▶ [Work instructions]: Output the data that follows exactly, line for line.

▶ [Supplied records]:
====
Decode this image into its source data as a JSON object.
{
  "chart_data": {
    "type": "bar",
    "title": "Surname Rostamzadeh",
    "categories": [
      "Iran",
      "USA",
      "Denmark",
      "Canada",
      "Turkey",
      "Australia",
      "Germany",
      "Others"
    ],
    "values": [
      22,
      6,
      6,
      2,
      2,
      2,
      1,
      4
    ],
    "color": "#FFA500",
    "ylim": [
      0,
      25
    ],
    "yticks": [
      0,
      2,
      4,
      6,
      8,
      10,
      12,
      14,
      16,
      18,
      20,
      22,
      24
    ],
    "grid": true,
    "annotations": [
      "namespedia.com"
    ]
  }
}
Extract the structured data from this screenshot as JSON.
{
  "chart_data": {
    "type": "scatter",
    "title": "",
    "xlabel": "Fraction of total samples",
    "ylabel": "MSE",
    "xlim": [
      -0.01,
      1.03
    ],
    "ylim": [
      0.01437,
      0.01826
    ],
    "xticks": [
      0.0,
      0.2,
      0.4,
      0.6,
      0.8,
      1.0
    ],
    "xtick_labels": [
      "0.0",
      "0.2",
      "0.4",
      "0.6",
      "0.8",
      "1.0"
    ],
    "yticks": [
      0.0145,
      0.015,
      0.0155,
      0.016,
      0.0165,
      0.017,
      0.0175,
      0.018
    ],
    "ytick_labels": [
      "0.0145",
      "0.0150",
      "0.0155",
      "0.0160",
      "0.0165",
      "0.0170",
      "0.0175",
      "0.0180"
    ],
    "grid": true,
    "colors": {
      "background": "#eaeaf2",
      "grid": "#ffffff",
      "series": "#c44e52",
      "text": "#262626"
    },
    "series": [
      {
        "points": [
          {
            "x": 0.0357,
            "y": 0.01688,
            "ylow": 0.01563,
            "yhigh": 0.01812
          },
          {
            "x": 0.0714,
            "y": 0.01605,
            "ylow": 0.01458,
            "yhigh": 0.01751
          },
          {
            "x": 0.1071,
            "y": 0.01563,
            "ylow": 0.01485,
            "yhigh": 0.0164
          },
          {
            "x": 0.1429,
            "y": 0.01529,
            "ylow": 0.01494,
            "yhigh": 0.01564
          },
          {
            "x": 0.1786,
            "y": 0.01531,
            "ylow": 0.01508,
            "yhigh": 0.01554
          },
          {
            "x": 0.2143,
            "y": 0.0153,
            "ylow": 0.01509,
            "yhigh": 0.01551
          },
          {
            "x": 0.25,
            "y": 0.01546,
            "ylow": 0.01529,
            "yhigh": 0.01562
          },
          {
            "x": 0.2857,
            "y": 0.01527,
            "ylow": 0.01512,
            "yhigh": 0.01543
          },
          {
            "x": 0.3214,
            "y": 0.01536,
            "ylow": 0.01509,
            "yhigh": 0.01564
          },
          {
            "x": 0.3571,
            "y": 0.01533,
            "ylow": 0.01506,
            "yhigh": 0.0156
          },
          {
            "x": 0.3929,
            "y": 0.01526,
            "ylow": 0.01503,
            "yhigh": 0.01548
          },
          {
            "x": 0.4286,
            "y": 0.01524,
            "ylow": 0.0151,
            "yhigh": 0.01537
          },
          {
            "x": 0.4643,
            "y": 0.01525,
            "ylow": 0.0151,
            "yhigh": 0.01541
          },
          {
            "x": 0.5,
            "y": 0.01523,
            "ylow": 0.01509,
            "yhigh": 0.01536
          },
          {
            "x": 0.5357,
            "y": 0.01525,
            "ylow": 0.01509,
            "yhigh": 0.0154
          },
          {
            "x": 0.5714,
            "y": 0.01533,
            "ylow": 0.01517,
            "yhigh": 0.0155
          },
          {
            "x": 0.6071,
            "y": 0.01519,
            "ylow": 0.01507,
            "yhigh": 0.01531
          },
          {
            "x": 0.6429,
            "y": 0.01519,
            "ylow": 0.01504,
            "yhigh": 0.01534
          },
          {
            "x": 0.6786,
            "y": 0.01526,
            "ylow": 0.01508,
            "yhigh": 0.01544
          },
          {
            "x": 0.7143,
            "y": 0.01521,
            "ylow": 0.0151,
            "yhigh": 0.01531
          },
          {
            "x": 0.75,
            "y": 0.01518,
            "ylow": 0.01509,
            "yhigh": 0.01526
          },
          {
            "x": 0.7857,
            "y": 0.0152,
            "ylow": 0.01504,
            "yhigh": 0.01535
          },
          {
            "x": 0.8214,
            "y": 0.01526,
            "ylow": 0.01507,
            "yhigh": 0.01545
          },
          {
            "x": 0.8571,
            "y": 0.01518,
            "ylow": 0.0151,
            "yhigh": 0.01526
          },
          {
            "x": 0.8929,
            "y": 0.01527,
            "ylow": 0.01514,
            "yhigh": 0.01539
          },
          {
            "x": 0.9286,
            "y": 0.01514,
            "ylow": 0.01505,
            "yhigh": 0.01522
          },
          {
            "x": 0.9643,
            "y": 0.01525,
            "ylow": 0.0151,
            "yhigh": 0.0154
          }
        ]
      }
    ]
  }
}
====
▶ [Exercise output]:
Decode this image into its source data as a JSON object.
{
  "chart_data": {
    "type": "bar",
    "title": "Surname Rostamzadeh",
    "categories": [
      "Iran",
      "USA",
      "Denmark",
      "Canada",
      "Turkey",
      "Australia",
      "Germany",
      "Others"
    ],
    "values": [
      22,
      6,
      6,
      2,
      2,
      2,
      1,
      4
    ],
    "color": "#FFA500",
    "ylim": [
      0,
      25
    ],
    "yticks": [
      0,
      2,
      4,
      6,
      8,
      10,
      12,
      14,
      16,
      18,
      20,
      22,
      24
    ],
    "grid": true,
    "annotations": [
      "namespedia.com"
    ]
  }
}
Extract the structured data from this screenshot as JSON.
{
  "chart_data": {
    "type": "scatter",
    "title": "",
    "xlabel": "Fraction of total samples",
    "ylabel": "MSE",
    "xlim": [
      -0.01,
      1.03
    ],
    "ylim": [
      0.01437,
      0.01826
    ],
    "xticks": [
      0.0,
      0.2,
      0.4,
      0.6,
      0.8,
      1.0
    ],
    "xtick_labels": [
      "0.0",
      "0.2",
      "0.4",
      "0.6",
      "0.8",
      "1.0"
    ],
    "yticks": [
      0.0145,
      0.015,
      0.0155,
      0.016,
      0.0165,
      0.017,
      0.0175,
      0.018
    ],
    "ytick_labels": [
      "0.0145",
      "0.0150",
      "0.0155",
      "0.0160",
      "0.0165",
      "0.0170",
      "0.0175",
      "0.0180"
    ],
    "grid": true,
    "colors": {
      "background": "#eaeaf2",
      "grid": "#ffffff",
      "series": "#c44e52",
      "text": "#262626"
    },
    "series": [
      {
        "points": [
          {
            "x": 0.0357,
            "y": 0.01688,
            "ylow": 0.01563,
            "yhigh": 0.01812
          },
          {
            "x": 0.0714,
            "y": 0.01605,
            "ylow": 0.01458,
            "yhigh": 0.01751
          },
          {
            "x": 0.1071,
            "y": 0.01563,
            "ylow": 0.01485,
            "yhigh": 0.0164
          },
          {
            "x": 0.1429,
            "y": 0.01529,
            "ylow": 0.01494,
            "yhigh": 0.01564
          },
          {
            "x": 0.1786,
            "y": 0.01531,
            "ylow": 0.01508,
            "yhigh": 0.01554
          },
          {
            "x": 0.2143,
            "y": 0.0153,
            "ylow": 0.01509,
            "yhigh": 0.01551
          },
          {
            "x": 0.25,
            "y": 0.01546,
            "ylow": 0.01529,
            "yhigh": 0.01562
          },
          {
            "x": 0.2857,
            "y": 0.01527,
            "ylow": 0.01512,
            "yhigh": 0.01543
          },
          {
            "x": 0.3214,
            "y": 0.01536,
            "ylow": 0.01509,
            "yhigh": 0.01564
          },
          {
            "x": 0.3571,
            "y": 0.01533,
            "ylow": 0.01506,
            "yhigh": 0.0156
          },
          {
            "x": 0.3929,
            "y": 0.01526,
            "ylow": 0.01503,
            "yhigh": 0.01548
          },
          {
            "x": 0.4286,
            "y": 0.01524,
            "ylow": 0.0151,
            "yhigh": 0.01537
          },
          {
            "x": 0.4643,
            "y": 0.01525,
            "ylow": 0.0151,
            "yhigh": 0.01541
          },
          {
            "x": 0.5,
            "y": 0.01523,
            "ylow": 0.01509,
            "yhigh": 0.01536
          },
          {
            "x": 0.5357,
            "y": 0.01525,
            "ylow": 0.01509,
            "yhigh": 0.0154
          },
          {
            "x": 0.5714,
            "y": 0.01533,
            "ylow": 0.01517,
            "yhigh": 0.0155
          },
          {
            "x": 0.6071,
            "y": 0.01519,
            "ylow": 0.01507,
            "yhigh": 0.01531
          },
          {
            "x": 0.6429,
            "y": 0.01519,
            "ylow": 0.01504,
            "yhigh": 0.01534
          },
          {
            "x": 0.6786,
            "y": 0.01526,
            "ylow": 0.01508,
            "yhigh": 0.01544
          },
          {
            "x": 0.7143,
            "y": 0.01521,
            "ylow": 0.0151,
            "yhigh": 0.01531
          },
          {
            "x": 0.75,
            "y": 0.01518,
            "ylow": 0.01509,
            "yhigh": 0.01526
          },
          {
            "x": 0.7857,
            "y": 0.0152,
            "ylow": 0.01504,
            "yhigh": 0.01535
          },
          {
            "x": 0.8214,
            "y": 0.01526,
            "ylow": 0.01507,
            "yhigh": 0.01545
          },
          {
            "x": 0.8571,
            "y": 0.01518,
            "ylow": 0.0151,
            "yhigh": 0.01526
          },
          {
            "x": 0.8929,
            "y": 0.01527,
            "ylow": 0.01514,
            "yhigh": 0.01539
          },
          {
            "x": 0.9286,
            "y": 0.01514,
            "ylow": 0.01505,
            "yhigh": 0.01522
          },
          {
            "x": 0.9643,
            "y": 0.01525,
            "ylow": 0.0151,
            "yhigh": 0.0154
          }
        ]
      }
    ]
  }
}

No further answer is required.